Return every line in the listing below without any changes.

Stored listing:
== == ==

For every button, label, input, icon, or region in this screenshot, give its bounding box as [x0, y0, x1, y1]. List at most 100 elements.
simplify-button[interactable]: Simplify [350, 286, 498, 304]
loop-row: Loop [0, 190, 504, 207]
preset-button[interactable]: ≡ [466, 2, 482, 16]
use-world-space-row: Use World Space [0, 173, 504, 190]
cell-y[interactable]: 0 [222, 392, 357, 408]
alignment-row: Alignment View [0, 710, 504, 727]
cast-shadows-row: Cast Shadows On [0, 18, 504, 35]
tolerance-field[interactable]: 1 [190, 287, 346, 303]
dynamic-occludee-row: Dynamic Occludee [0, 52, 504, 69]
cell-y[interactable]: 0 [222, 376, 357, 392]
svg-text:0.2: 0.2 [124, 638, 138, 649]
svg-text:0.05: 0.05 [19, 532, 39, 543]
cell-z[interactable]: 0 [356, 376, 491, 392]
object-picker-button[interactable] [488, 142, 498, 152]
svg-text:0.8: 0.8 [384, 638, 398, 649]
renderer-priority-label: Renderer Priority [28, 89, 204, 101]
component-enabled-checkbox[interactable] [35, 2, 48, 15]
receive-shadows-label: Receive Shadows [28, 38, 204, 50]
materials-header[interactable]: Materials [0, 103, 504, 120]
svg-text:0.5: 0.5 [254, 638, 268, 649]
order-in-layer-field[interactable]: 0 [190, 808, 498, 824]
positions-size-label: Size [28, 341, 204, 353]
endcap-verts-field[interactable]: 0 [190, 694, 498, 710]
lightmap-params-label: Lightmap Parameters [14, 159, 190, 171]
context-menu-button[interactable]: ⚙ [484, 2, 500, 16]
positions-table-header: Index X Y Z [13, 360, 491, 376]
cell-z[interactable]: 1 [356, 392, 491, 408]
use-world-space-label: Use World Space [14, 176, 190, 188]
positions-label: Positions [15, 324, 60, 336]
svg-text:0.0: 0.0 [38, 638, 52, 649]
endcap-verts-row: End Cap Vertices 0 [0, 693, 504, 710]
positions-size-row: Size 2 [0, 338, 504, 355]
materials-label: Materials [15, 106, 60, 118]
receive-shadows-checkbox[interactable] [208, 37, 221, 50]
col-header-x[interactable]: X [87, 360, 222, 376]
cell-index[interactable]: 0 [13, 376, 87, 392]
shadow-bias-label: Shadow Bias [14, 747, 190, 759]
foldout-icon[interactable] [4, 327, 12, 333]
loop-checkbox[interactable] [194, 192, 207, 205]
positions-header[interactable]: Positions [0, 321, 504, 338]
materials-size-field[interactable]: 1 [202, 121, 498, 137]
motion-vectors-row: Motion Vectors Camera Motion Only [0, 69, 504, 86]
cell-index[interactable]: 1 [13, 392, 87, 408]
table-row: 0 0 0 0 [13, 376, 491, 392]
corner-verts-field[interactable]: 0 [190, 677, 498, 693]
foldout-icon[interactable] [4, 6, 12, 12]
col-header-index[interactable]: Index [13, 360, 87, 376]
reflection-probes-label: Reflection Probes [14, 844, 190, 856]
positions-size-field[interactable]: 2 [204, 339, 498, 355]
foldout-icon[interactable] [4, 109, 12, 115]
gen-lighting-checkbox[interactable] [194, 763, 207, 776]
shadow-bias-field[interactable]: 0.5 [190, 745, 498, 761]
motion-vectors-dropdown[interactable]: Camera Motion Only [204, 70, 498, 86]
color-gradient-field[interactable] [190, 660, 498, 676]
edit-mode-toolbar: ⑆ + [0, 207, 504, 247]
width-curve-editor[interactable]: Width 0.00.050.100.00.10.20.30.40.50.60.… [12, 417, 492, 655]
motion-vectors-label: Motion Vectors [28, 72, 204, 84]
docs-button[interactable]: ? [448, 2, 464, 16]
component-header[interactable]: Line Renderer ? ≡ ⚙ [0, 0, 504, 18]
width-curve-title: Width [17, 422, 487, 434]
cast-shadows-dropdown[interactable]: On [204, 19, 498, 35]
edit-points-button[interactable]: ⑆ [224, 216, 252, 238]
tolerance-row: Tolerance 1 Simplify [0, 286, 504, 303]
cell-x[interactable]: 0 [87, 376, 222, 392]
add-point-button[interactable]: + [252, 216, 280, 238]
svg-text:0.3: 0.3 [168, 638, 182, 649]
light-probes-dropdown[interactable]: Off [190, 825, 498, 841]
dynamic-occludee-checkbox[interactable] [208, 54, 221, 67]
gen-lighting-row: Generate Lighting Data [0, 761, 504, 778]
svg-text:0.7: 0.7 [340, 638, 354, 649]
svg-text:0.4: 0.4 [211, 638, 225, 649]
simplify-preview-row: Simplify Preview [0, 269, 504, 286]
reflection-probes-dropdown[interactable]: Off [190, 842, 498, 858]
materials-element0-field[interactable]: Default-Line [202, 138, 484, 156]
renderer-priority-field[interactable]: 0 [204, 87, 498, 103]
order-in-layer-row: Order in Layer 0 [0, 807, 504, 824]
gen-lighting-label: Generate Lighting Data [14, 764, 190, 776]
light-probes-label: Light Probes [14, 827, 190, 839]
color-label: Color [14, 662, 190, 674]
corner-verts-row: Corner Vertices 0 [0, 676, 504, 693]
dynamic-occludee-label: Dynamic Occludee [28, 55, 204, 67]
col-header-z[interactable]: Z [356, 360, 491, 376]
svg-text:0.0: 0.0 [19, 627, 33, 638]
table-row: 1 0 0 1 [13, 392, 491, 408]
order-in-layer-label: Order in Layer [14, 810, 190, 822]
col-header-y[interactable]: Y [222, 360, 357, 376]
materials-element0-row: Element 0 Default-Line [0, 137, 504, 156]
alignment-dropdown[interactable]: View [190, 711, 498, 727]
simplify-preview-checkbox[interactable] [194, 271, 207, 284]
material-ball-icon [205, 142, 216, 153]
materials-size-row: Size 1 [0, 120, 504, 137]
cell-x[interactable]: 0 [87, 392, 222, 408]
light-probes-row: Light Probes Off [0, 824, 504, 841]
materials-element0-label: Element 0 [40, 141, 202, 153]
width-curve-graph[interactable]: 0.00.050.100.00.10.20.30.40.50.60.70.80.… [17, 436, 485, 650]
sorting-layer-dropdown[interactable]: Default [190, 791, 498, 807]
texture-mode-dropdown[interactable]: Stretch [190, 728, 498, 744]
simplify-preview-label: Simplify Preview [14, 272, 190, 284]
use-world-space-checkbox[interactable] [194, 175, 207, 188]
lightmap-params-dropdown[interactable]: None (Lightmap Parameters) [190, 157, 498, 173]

== == ==

- **Task result**:
For every button, label, input, icon, or region in this screenshot, give its bounding box as [x0, y0, x1, y1]. List at most 100 elements.
simplify-button[interactable]: Simplify [350, 286, 498, 304]
loop-row: Loop [0, 190, 504, 207]
preset-button[interactable]: ≡ [466, 2, 482, 16]
use-world-space-row: Use World Space [0, 173, 504, 190]
cell-y[interactable]: 0 [222, 392, 357, 408]
alignment-row: Alignment View [0, 710, 504, 727]
cast-shadows-row: Cast Shadows On [0, 18, 504, 35]
tolerance-field[interactable]: 1 [190, 287, 346, 303]
dynamic-occludee-row: Dynamic Occludee [0, 52, 504, 69]
cell-y[interactable]: 0 [222, 376, 357, 392]
svg-text:0.2: 0.2 [124, 638, 138, 649]
svg-text:0.05: 0.05 [19, 532, 39, 543]
cell-z[interactable]: 0 [356, 376, 491, 392]
object-picker-button[interactable] [488, 142, 498, 152]
svg-text:0.8: 0.8 [384, 638, 398, 649]
renderer-priority-label: Renderer Priority [28, 89, 204, 101]
component-enabled-checkbox[interactable] [35, 2, 48, 15]
receive-shadows-label: Receive Shadows [28, 38, 204, 50]
materials-header[interactable]: Materials [0, 103, 504, 120]
svg-text:0.5: 0.5 [254, 638, 268, 649]
order-in-layer-field[interactable]: 0 [190, 808, 498, 824]
positions-size-label: Size [28, 341, 204, 353]
endcap-verts-field[interactable]: 0 [190, 694, 498, 710]
lightmap-params-label: Lightmap Parameters [14, 159, 190, 171]
context-menu-button[interactable]: ⚙ [484, 2, 500, 16]
positions-table-header: Index X Y Z [13, 360, 491, 376]
cell-z[interactable]: 1 [356, 392, 491, 408]
use-world-space-label: Use World Space [14, 176, 190, 188]
positions-label: Positions [15, 324, 60, 336]
svg-text:0.0: 0.0 [38, 638, 52, 649]
endcap-verts-row: End Cap Vertices 0 [0, 693, 504, 710]
positions-size-row: Size 2 [0, 338, 504, 355]
materials-label: Materials [15, 106, 60, 118]
receive-shadows-checkbox[interactable] [208, 37, 221, 50]
col-header-x[interactable]: X [87, 360, 222, 376]
cell-index[interactable]: 0 [13, 376, 87, 392]
shadow-bias-label: Shadow Bias [14, 747, 190, 759]
foldout-icon[interactable] [4, 327, 12, 333]
loop-checkbox[interactable] [194, 192, 207, 205]
positions-header[interactable]: Positions [0, 321, 504, 338]
materials-size-field[interactable]: 1 [202, 121, 498, 137]
motion-vectors-row: Motion Vectors Camera Motion Only [0, 69, 504, 86]
cell-index[interactable]: 1 [13, 392, 87, 408]
table-row: 0 0 0 0 [13, 376, 491, 392]
corner-verts-field[interactable]: 0 [190, 677, 498, 693]
foldout-icon[interactable] [4, 6, 12, 12]
col-header-index[interactable]: Index [13, 360, 87, 376]
reflection-probes-label: Reflection Probes [14, 844, 190, 856]
positions-size-field[interactable]: 2 [204, 339, 498, 355]
foldout-icon[interactable] [4, 109, 12, 115]
gen-lighting-checkbox[interactable] [194, 763, 207, 776]
shadow-bias-field[interactable]: 0.5 [190, 745, 498, 761]
motion-vectors-dropdown[interactable]: Camera Motion Only [204, 70, 498, 86]
color-gradient-field[interactable] [190, 660, 498, 676]
edit-mode-toolbar: ⑆ + [0, 207, 504, 247]
width-curve-editor[interactable]: Width 0.00.050.100.00.10.20.30.40.50.60.… [12, 417, 492, 655]
motion-vectors-label: Motion Vectors [28, 72, 204, 84]
docs-button[interactable]: ? [448, 2, 464, 16]
component-header[interactable]: Line Renderer ? ≡ ⚙ [0, 0, 504, 18]
width-curve-title: Width [17, 422, 487, 434]
cast-shadows-dropdown[interactable]: On [204, 19, 498, 35]
edit-points-button[interactable]: ⑆ [224, 216, 252, 238]
tolerance-row: Tolerance 1 Simplify [0, 286, 504, 303]
cell-x[interactable]: 0 [87, 376, 222, 392]
add-point-button[interactable]: + [252, 216, 280, 238]
svg-text:0.3: 0.3 [168, 638, 182, 649]
light-probes-dropdown[interactable]: Off [190, 825, 498, 841]
dynamic-occludee-checkbox[interactable] [208, 54, 221, 67]
gen-lighting-row: Generate Lighting Data [0, 761, 504, 778]
svg-text:0.7: 0.7 [340, 638, 354, 649]
svg-text:0.4: 0.4 [211, 638, 225, 649]
simplify-preview-row: Simplify Preview [0, 269, 504, 286]
reflection-probes-dropdown[interactable]: Off [190, 842, 498, 858]
materials-element0-field[interactable]: Default-Line [202, 138, 484, 156]
renderer-priority-field[interactable]: 0 [204, 87, 498, 103]
order-in-layer-row: Order in Layer 0 [0, 807, 504, 824]
gen-lighting-label: Generate Lighting Data [14, 764, 190, 776]
light-probes-label: Light Probes [14, 827, 190, 839]
color-label: Color [14, 662, 190, 674]
corner-verts-row: Corner Vertices 0 [0, 676, 504, 693]
dynamic-occludee-label: Dynamic Occludee [28, 55, 204, 67]
col-header-z[interactable]: Z [356, 360, 491, 376]
svg-text:0.0: 0.0 [19, 627, 33, 638]
table-row: 1 0 0 1 [13, 392, 491, 408]
order-in-layer-label: Order in Layer [14, 810, 190, 822]
col-header-y[interactable]: Y [222, 360, 357, 376]
materials-element0-row: Element 0 Default-Line [0, 137, 504, 156]
alignment-dropdown[interactable]: View [190, 711, 498, 727]
simplify-preview-checkbox[interactable] [194, 271, 207, 284]
material-ball-icon [205, 142, 216, 153]
materials-size-row: Size 1 [0, 120, 504, 137]
cell-x[interactable]: 0 [87, 392, 222, 408]
light-probes-row: Light Probes Off [0, 824, 504, 841]
materials-element0-label: Element 0 [40, 141, 202, 153]
width-curve-graph[interactable]: 0.00.050.100.00.10.20.30.40.50.60.70.80.… [17, 436, 485, 650]
sorting-layer-dropdown[interactable]: Default [190, 791, 498, 807]
texture-mode-dropdown[interactable]: Stretch [190, 728, 498, 744]
simplify-preview-label: Simplify Preview [14, 272, 190, 284]
use-world-space-checkbox[interactable] [194, 175, 207, 188]
lightmap-params-dropdown[interactable]: None (Lightmap Parameters) [190, 157, 498, 173]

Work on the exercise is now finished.